(Stored data)
────────────────

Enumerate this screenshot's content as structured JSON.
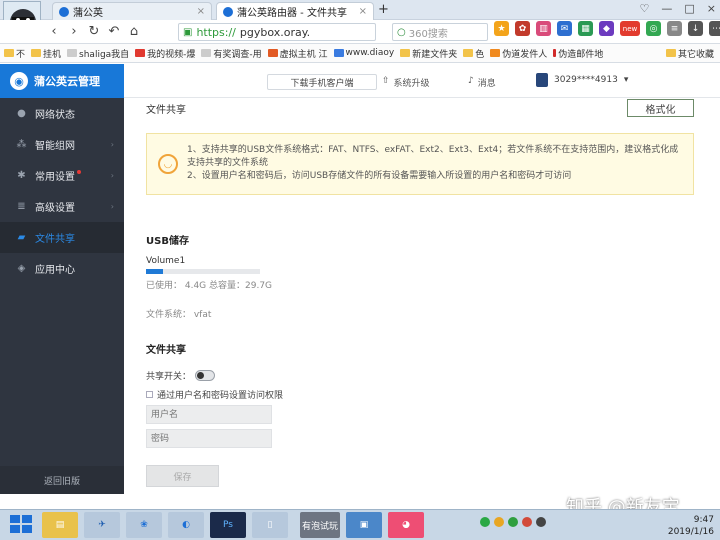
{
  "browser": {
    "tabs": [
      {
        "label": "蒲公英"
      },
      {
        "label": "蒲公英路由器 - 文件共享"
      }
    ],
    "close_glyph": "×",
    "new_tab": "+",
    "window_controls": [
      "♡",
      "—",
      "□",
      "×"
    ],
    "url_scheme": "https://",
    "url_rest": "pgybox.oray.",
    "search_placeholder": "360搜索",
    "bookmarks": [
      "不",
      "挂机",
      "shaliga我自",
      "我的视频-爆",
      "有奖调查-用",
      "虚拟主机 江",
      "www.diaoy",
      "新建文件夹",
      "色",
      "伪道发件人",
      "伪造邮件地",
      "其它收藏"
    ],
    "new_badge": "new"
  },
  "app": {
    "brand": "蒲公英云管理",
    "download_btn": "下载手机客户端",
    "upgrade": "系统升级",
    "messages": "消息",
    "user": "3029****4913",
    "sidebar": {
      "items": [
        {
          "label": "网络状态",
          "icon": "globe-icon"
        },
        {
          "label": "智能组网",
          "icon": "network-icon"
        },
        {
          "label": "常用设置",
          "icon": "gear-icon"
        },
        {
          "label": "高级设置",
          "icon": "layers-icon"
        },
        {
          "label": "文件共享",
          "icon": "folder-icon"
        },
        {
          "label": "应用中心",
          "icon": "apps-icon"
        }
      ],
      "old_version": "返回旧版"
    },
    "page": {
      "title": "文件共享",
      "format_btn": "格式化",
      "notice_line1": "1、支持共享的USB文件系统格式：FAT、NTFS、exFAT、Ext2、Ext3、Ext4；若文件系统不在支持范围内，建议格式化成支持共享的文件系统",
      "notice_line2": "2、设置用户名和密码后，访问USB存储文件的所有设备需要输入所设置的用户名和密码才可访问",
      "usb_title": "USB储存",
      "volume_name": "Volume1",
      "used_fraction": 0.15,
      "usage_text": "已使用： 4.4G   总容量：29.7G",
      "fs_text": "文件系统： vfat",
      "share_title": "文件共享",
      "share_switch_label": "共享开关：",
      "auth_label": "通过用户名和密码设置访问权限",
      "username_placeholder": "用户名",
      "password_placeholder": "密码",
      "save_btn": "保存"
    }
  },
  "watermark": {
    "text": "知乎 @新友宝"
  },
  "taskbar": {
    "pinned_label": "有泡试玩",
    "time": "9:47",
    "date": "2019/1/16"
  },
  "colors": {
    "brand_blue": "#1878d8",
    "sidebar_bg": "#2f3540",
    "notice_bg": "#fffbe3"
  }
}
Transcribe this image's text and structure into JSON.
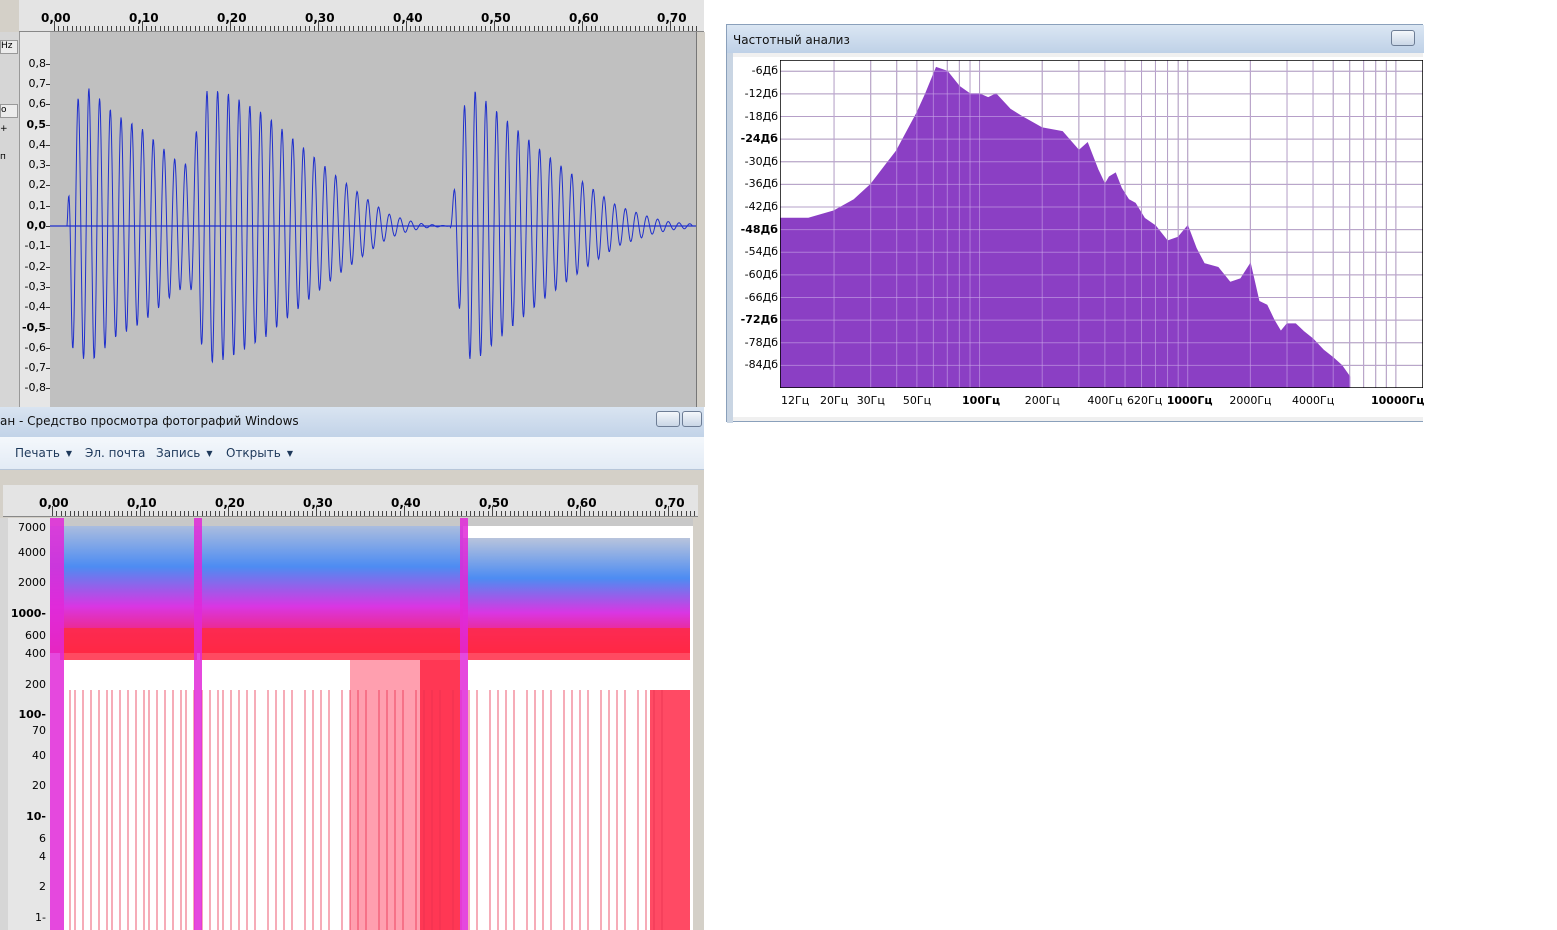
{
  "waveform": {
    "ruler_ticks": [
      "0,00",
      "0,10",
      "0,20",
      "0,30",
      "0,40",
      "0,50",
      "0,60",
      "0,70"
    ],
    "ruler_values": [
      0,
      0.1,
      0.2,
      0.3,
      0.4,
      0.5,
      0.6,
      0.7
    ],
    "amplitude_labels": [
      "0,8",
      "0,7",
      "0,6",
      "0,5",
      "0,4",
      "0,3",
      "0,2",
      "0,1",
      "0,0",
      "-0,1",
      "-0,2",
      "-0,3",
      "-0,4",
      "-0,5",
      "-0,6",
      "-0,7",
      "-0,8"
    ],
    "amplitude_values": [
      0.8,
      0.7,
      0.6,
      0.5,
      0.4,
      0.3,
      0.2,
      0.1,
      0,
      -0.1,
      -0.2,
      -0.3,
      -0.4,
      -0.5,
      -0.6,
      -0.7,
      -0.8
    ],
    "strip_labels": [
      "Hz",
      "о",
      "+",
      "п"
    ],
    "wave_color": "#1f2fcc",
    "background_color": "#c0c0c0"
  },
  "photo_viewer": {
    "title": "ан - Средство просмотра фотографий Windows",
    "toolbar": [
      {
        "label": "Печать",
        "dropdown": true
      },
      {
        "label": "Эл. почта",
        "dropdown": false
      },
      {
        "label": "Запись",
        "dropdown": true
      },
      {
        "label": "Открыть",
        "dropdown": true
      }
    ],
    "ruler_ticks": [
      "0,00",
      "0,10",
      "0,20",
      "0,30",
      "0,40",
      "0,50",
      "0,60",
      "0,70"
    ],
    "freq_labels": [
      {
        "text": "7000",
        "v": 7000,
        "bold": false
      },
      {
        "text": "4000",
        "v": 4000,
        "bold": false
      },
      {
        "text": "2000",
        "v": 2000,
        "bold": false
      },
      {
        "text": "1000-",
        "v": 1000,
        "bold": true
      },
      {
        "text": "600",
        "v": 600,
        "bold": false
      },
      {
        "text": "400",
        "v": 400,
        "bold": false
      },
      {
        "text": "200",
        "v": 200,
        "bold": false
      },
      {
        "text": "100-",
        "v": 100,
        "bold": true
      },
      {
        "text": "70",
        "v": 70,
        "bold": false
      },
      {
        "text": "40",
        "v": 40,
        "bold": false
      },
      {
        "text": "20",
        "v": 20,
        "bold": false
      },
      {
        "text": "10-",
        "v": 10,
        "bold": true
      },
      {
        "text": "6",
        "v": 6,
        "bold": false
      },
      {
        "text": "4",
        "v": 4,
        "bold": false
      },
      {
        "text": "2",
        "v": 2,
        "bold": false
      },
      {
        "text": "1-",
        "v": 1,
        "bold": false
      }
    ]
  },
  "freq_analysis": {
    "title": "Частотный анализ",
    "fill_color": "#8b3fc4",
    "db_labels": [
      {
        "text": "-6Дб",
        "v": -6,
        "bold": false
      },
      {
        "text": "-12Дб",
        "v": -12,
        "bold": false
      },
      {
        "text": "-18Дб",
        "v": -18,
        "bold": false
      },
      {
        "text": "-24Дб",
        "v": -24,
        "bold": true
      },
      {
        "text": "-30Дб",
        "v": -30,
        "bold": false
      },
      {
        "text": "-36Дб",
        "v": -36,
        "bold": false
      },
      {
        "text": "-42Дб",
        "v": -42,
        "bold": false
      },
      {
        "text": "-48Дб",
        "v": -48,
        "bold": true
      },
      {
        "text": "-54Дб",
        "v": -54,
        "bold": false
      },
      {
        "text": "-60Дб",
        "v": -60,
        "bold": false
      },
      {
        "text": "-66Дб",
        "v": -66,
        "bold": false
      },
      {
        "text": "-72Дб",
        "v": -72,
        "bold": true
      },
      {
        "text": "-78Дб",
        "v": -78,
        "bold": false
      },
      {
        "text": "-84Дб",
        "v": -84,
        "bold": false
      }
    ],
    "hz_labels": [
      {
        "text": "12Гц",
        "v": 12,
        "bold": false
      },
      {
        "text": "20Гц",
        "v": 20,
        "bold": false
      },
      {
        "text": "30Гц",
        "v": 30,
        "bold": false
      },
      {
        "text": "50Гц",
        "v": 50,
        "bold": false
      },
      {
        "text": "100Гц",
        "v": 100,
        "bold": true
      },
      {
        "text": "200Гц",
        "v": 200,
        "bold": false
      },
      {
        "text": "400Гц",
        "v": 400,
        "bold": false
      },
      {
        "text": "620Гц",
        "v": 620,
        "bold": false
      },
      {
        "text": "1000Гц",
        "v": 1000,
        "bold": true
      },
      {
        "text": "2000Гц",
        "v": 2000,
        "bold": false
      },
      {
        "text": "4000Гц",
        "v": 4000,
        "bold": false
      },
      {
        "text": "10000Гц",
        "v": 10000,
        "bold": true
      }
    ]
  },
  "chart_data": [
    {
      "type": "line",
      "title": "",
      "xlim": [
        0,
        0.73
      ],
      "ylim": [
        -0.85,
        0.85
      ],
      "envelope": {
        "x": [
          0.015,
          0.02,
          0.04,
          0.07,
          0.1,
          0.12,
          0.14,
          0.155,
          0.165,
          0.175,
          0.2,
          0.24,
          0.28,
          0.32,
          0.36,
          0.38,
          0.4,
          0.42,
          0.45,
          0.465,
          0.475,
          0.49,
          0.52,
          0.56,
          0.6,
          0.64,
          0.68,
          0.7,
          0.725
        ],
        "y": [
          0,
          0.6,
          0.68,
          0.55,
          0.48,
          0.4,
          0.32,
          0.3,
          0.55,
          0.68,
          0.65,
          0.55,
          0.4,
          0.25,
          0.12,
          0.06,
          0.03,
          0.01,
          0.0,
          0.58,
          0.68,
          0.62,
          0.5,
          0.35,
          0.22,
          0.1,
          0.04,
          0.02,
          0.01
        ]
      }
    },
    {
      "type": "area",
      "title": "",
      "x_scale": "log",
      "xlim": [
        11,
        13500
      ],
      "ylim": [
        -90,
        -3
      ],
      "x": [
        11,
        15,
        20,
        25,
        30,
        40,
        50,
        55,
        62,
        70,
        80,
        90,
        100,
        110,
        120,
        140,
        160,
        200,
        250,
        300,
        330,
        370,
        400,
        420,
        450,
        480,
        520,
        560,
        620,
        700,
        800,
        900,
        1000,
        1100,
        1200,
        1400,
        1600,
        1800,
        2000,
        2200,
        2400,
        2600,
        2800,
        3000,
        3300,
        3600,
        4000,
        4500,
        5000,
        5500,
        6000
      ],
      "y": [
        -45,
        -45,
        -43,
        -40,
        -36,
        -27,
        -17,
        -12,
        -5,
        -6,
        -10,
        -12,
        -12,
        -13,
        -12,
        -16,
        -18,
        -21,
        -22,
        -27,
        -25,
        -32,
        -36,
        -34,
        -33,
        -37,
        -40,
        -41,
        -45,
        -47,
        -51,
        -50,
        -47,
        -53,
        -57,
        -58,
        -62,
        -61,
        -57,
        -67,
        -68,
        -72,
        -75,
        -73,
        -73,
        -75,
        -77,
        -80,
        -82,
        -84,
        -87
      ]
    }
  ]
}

────────────────

What to produce: Among the entries above, identify all lines with "this" and copy them.

Answer to the task:
Enumerate this screenshot's content as structured JSON.
Transcribe this image's text and structure into JSON.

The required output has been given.